### PROBLEM REQUIREMENTS:
Reproduce the records below in their entirety, character for character.

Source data
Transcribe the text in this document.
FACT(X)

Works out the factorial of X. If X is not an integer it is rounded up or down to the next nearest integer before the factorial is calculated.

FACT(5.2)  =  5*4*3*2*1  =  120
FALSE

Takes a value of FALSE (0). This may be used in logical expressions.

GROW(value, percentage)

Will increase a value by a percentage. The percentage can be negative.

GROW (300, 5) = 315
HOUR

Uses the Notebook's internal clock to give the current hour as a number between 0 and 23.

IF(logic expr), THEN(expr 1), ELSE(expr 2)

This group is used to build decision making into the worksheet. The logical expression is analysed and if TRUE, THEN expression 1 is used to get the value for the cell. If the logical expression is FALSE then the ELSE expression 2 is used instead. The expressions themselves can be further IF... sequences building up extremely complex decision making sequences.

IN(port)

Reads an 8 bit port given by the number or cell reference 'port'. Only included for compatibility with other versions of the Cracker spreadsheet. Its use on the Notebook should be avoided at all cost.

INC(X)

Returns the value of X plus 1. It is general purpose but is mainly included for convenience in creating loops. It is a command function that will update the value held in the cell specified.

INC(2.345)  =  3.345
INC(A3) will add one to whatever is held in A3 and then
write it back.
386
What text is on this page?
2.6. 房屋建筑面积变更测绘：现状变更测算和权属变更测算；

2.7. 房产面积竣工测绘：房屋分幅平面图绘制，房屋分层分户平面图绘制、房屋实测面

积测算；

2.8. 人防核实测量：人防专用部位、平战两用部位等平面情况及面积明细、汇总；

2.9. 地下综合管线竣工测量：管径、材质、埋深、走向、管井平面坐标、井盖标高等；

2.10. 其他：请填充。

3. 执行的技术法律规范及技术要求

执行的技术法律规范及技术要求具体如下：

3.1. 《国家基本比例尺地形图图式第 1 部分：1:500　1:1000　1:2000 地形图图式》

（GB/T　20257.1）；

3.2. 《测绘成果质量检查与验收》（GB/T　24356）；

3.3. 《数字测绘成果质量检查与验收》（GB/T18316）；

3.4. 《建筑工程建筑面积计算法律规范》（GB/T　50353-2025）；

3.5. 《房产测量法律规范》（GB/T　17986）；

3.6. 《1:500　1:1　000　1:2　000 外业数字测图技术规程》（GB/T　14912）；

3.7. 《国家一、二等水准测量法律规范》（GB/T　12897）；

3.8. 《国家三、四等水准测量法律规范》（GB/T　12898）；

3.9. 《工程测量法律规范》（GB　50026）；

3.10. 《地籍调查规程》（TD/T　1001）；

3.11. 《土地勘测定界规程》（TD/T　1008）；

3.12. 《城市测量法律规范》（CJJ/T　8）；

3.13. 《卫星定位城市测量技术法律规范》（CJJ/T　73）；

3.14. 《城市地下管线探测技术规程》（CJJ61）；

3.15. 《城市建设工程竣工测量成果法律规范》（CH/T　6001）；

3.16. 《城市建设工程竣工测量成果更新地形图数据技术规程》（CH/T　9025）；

### WRITTEN ANSWER:
Transcribe the text in this document.
FACT(X)

Works out the factorial of X. If X is not an integer it is rounded up or down to the next nearest integer before the factorial is calculated.

FACT(5.2)  =  5*4*3*2*1  =  120
FALSE

Takes a value of FALSE (0). This may be used in logical expressions.

GROW(value, percentage)

Will increase a value by a percentage. The percentage can be negative.

GROW (300, 5) = 315
HOUR

Uses the Notebook's internal clock to give the current hour as a number between 0 and 23.

IF(logic expr), THEN(expr 1), ELSE(expr 2)

This group is used to build decision making into the worksheet. The logical expression is analysed and if TRUE, THEN expression 1 is used to get the value for the cell. If the logical expression is FALSE then the ELSE expression 2 is used instead. The expressions themselves can be further IF... sequences building up extremely complex decision making sequences.

IN(port)

Reads an 8 bit port given by the number or cell reference 'port'. Only included for compatibility with other versions of the Cracker spreadsheet. Its use on the Notebook should be avoided at all cost.

INC(X)

Returns the value of X plus 1. It is general purpose but is mainly included for convenience in creating loops. It is a command function that will update the value held in the cell specified.

INC(2.345)  =  3.345
INC(A3) will add one to whatever is held in A3 and then
write it back.
386
What text is on this page?
2.6. 房屋建筑面积变更测绘：现状变更测算和权属变更测算；

2.7. 房产面积竣工测绘：房屋分幅平面图绘制，房屋分层分户平面图绘制、房屋实测面

积测算；

2.8. 人防核实测量：人防专用部位、平战两用部位等平面情况及面积明细、汇总；

2.9. 地下综合管线竣工测量：管径、材质、埋深、走向、管井平面坐标、井盖标高等；

2.10. 其他：请填充。

3. 执行的技术法律规范及技术要求

执行的技术法律规范及技术要求具体如下：

3.1. 《国家基本比例尺地形图图式第 1 部分：1:500　1:1000　1:2000 地形图图式》

（GB/T　20257.1）；

3.2. 《测绘成果质量检查与验收》（GB/T　24356）；

3.3. 《数字测绘成果质量检查与验收》（GB/T18316）；

3.4. 《建筑工程建筑面积计算法律规范》（GB/T　50353-2025）；

3.5. 《房产测量法律规范》（GB/T　17986）；

3.6. 《1:500　1:1　000　1:2　000 外业数字测图技术规程》（GB/T　14912）；

3.7. 《国家一、二等水准测量法律规范》（GB/T　12897）；

3.8. 《国家三、四等水准测量法律规范》（GB/T　12898）；

3.9. 《工程测量法律规范》（GB　50026）；

3.10. 《地籍调查规程》（TD/T　1001）；

3.11. 《土地勘测定界规程》（TD/T　1008）；

3.12. 《城市测量法律规范》（CJJ/T　8）；

3.13. 《卫星定位城市测量技术法律规范》（CJJ/T　73）；

3.14. 《城市地下管线探测技术规程》（CJJ61）；

3.15. 《城市建设工程竣工测量成果法律规范》（CH/T　6001）；

3.16. 《城市建设工程竣工测量成果更新地形图数据技术规程》（CH/T　9025）；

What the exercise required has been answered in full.